YOUR TASK: Wherever the word "JSON" shows up in a line, please copy that line.

===== GIVEN DATA =====

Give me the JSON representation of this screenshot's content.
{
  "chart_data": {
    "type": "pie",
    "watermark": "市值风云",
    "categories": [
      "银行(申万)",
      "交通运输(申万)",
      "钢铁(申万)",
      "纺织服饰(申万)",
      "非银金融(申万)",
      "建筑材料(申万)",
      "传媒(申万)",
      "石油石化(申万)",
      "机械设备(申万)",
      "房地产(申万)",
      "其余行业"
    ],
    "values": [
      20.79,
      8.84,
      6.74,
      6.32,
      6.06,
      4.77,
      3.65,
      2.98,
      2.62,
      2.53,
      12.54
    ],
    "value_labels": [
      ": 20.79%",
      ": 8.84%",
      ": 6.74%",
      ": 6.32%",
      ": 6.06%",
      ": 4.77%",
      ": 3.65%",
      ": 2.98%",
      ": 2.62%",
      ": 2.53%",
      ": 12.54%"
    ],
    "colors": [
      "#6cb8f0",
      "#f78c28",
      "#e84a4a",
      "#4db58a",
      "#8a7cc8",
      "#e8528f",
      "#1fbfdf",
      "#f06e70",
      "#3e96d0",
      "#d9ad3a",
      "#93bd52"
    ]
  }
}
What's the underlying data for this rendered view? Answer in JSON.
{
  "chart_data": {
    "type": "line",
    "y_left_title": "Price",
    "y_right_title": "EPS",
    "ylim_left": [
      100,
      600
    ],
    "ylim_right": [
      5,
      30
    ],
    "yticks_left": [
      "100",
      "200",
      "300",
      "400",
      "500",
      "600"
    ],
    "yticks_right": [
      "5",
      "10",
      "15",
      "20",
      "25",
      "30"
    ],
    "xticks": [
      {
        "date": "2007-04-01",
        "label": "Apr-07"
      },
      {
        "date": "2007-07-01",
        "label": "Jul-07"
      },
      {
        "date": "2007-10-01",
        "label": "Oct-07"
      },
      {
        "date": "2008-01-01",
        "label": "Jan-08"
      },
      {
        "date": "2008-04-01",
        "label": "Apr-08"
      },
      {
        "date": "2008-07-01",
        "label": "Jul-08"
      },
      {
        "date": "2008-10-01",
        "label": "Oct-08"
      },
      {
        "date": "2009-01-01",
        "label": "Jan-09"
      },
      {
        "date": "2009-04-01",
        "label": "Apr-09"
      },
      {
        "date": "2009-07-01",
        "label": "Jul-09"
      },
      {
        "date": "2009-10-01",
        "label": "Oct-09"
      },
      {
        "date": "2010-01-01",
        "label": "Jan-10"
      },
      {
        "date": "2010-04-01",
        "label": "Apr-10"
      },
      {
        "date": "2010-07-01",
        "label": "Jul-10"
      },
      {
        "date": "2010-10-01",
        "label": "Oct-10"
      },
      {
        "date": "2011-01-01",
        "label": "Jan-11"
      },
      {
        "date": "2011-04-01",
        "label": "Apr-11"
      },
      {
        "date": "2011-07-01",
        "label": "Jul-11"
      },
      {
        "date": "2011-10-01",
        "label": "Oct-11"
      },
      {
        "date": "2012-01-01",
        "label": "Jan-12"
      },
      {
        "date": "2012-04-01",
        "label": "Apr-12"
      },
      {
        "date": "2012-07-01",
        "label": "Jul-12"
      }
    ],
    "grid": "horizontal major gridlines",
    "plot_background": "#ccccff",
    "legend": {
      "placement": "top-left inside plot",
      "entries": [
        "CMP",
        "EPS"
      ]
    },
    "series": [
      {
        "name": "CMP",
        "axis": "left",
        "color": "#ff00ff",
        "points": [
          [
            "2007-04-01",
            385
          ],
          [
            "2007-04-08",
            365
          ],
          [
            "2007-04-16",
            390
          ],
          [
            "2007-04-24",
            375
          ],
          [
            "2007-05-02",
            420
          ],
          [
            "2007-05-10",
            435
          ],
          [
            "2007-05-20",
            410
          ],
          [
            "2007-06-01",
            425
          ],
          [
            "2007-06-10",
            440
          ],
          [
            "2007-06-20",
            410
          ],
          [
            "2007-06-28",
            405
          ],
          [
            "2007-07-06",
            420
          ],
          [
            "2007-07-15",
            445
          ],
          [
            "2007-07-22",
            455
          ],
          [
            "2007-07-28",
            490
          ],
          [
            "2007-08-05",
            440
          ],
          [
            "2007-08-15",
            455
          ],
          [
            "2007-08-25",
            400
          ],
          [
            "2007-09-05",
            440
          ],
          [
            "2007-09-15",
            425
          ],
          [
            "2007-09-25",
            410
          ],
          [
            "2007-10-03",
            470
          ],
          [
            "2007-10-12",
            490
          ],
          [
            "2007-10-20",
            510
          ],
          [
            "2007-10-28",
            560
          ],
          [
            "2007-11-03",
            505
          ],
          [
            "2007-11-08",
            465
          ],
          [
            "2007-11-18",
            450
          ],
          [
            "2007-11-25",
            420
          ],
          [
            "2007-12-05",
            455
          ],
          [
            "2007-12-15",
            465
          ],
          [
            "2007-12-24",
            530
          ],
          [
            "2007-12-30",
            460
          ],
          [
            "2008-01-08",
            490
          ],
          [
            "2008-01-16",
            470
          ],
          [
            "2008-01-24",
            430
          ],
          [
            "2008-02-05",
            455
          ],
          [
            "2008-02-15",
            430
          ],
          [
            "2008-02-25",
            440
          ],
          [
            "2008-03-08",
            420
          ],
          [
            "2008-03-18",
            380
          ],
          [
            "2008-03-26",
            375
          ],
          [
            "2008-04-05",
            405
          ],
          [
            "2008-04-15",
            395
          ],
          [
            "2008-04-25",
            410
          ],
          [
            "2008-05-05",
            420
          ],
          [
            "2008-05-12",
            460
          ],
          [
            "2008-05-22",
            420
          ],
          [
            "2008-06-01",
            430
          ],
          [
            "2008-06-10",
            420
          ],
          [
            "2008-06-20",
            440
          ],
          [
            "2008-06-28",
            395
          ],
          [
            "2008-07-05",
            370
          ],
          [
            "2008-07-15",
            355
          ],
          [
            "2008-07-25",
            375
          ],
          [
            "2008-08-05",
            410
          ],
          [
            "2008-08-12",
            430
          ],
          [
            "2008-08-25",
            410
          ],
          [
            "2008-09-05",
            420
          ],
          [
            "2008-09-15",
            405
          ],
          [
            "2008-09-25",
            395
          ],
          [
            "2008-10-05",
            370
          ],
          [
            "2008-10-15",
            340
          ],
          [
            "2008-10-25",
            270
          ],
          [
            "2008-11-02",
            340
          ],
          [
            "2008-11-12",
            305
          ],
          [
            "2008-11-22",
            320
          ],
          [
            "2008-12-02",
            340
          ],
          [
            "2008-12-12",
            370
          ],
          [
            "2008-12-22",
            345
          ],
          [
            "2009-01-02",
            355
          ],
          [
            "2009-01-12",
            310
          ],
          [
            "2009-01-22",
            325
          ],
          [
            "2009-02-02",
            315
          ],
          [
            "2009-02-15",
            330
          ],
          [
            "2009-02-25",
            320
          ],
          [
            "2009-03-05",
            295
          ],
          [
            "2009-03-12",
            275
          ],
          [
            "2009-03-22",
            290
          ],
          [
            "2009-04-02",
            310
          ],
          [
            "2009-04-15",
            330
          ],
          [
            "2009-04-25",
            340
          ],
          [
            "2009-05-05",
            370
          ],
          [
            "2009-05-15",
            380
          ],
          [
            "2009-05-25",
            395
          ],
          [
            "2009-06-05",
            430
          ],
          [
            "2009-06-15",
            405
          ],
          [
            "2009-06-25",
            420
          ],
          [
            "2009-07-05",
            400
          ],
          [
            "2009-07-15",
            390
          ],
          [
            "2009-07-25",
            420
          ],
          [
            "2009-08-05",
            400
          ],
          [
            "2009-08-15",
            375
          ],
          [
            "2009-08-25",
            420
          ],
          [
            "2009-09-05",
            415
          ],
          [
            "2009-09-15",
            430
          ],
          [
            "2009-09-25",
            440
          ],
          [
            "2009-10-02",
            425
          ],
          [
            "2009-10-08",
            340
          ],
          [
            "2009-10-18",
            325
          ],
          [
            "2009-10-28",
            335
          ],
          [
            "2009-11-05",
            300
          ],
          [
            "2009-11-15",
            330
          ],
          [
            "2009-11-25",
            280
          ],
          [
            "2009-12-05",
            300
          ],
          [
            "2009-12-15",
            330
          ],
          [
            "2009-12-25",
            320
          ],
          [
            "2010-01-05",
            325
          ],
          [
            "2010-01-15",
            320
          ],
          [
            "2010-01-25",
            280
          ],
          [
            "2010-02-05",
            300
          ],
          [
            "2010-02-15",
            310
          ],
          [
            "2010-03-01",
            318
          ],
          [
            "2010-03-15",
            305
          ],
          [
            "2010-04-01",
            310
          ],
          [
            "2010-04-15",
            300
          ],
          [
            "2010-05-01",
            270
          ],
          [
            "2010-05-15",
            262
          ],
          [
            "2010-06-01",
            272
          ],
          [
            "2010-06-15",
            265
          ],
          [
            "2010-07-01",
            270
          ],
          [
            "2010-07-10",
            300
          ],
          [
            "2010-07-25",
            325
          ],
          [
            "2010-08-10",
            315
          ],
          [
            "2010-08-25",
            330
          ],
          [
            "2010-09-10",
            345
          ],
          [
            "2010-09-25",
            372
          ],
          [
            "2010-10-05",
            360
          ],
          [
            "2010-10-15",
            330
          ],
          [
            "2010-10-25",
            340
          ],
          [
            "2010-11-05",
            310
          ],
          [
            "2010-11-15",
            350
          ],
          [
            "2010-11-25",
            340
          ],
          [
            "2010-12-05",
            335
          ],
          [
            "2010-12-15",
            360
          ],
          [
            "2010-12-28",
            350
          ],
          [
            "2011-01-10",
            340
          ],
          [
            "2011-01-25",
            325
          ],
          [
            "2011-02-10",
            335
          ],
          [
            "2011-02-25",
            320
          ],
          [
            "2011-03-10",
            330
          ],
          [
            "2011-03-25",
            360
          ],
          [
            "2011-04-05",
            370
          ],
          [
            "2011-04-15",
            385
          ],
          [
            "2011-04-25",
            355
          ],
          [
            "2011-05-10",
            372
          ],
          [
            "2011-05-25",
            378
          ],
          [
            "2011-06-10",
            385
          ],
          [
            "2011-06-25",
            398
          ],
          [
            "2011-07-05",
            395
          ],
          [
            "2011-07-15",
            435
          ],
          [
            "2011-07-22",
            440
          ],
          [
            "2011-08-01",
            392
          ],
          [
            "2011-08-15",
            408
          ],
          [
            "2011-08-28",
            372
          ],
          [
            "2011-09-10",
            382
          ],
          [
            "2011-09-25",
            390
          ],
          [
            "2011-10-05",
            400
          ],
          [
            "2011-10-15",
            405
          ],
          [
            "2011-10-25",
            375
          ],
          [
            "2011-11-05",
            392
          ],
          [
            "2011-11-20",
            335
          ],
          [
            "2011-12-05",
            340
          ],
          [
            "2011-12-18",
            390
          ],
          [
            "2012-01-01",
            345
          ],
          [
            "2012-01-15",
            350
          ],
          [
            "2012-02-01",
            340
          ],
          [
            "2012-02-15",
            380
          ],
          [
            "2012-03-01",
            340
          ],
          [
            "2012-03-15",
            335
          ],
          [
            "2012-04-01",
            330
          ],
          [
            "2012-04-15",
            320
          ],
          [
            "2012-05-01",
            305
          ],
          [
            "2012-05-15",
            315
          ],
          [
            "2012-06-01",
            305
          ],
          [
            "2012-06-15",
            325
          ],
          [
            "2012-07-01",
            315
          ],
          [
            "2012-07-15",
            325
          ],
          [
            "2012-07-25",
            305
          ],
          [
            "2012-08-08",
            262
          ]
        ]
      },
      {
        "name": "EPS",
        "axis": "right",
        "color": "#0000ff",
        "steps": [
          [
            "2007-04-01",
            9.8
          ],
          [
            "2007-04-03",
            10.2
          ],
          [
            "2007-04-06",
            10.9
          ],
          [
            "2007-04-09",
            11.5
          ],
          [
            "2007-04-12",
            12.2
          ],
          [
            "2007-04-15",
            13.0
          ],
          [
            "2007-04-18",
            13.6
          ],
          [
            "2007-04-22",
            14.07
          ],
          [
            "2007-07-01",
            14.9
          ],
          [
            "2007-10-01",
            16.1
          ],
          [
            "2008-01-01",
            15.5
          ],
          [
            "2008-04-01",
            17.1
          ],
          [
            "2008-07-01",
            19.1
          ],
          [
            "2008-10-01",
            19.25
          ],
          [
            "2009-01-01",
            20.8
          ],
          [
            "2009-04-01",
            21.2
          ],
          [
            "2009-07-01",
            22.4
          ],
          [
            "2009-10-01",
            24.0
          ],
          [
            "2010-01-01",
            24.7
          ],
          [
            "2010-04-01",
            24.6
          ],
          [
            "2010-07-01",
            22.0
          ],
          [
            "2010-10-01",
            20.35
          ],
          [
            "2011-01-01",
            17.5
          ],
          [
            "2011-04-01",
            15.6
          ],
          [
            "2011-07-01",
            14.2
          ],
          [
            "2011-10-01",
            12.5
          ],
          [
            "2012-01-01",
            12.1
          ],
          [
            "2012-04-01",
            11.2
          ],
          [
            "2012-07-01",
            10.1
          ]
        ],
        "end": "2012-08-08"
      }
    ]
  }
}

=====

CORRECT RESULT:
Give me the JSON representation of this screenshot's content.
What's the underlying data for this rendered view? Answer in JSON.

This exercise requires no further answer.